[Written instruction] Only the lines holding the string "Select" are needed. Copy each one.

====== Task input ======

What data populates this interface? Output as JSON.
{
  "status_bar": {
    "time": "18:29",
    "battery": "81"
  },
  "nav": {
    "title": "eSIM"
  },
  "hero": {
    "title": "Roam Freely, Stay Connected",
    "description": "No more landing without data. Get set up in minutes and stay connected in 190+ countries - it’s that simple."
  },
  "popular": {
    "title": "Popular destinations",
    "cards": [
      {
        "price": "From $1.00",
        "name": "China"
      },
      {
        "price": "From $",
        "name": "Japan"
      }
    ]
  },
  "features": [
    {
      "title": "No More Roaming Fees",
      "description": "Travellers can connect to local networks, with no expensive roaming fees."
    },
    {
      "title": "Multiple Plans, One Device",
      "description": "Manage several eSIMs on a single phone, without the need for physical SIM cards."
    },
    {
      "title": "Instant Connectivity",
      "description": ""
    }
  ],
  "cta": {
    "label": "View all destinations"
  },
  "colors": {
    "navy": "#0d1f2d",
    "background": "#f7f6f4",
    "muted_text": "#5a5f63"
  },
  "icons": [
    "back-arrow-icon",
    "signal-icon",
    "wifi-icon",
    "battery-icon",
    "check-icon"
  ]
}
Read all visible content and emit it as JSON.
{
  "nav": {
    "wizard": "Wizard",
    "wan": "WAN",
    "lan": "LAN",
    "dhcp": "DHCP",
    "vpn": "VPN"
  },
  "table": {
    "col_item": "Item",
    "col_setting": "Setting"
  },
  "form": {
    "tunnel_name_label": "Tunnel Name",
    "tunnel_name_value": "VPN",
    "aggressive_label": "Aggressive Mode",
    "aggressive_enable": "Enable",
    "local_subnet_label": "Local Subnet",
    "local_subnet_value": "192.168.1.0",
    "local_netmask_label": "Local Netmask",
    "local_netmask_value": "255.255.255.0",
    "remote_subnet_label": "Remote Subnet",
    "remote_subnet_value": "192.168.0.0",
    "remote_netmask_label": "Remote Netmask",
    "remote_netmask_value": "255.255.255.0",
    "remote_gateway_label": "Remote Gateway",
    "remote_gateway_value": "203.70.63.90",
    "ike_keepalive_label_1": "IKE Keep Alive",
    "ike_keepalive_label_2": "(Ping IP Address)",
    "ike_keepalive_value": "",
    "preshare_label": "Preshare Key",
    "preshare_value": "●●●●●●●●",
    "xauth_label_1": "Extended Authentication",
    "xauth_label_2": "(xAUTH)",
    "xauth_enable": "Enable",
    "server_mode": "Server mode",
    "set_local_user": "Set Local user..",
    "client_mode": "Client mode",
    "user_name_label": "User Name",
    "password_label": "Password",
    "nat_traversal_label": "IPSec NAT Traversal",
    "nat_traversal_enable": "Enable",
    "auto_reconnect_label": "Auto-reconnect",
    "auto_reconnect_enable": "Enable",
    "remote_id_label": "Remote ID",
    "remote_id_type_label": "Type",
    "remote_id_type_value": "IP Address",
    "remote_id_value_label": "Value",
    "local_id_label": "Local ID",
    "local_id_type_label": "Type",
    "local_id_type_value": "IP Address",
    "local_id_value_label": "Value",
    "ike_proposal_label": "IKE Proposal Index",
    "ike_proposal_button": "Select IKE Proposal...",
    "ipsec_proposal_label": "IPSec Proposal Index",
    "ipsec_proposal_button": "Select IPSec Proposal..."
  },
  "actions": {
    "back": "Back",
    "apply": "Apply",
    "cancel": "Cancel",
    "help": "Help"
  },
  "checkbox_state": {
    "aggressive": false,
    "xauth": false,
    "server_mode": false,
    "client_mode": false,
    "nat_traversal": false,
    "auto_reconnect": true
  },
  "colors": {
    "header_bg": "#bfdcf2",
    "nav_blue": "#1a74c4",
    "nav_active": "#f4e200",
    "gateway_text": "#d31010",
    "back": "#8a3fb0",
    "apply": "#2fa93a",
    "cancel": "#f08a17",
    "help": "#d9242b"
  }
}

======

[Full response]
    "ike_proposal_button": "Select IKE Proposal...",
    "ipsec_proposal_button": "Select IPSec Proposal..."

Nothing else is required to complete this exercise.